··· DATASET ENTRIES
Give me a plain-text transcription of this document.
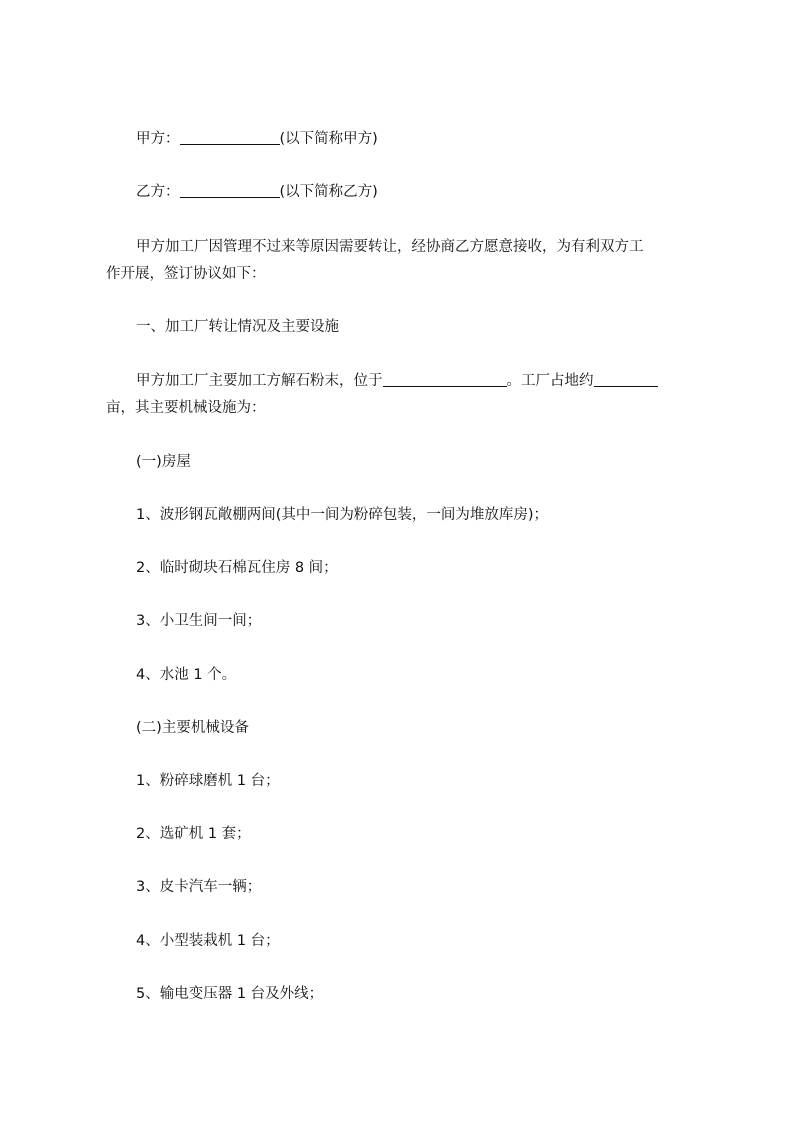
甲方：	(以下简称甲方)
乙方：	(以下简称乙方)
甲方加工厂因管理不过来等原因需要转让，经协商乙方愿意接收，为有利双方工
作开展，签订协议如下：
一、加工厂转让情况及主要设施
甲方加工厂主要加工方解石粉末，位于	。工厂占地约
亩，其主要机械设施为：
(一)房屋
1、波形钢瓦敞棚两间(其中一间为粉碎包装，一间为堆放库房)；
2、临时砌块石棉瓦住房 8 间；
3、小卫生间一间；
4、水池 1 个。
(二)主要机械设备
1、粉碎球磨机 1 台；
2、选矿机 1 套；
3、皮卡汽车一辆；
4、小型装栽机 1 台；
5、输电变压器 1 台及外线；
······
TASK PROMPT
Retype the entries word for word. Omit any images.

EXERCISE SOLUTION
Give me a plain-text transcription of this document.
甲方：	(以下简称甲方)
乙方：	(以下简称乙方)
甲方加工厂因管理不过来等原因需要转让，经协商乙方愿意接收，为有利双方工
作开展，签订协议如下：
一、加工厂转让情况及主要设施
甲方加工厂主要加工方解石粉末，位于	。工厂占地约
亩，其主要机械设施为：
(一)房屋
1、波形钢瓦敞棚两间(其中一间为粉碎包装，一间为堆放库房)；
2、临时砌块石棉瓦住房 8 间；
3、小卫生间一间；
4、水池 1 个。
(二)主要机械设备
1、粉碎球磨机 1 台；
2、选矿机 1 套；
3、皮卡汽车一辆；
4、小型装栽机 1 台；
5、输电变压器 1 台及外线；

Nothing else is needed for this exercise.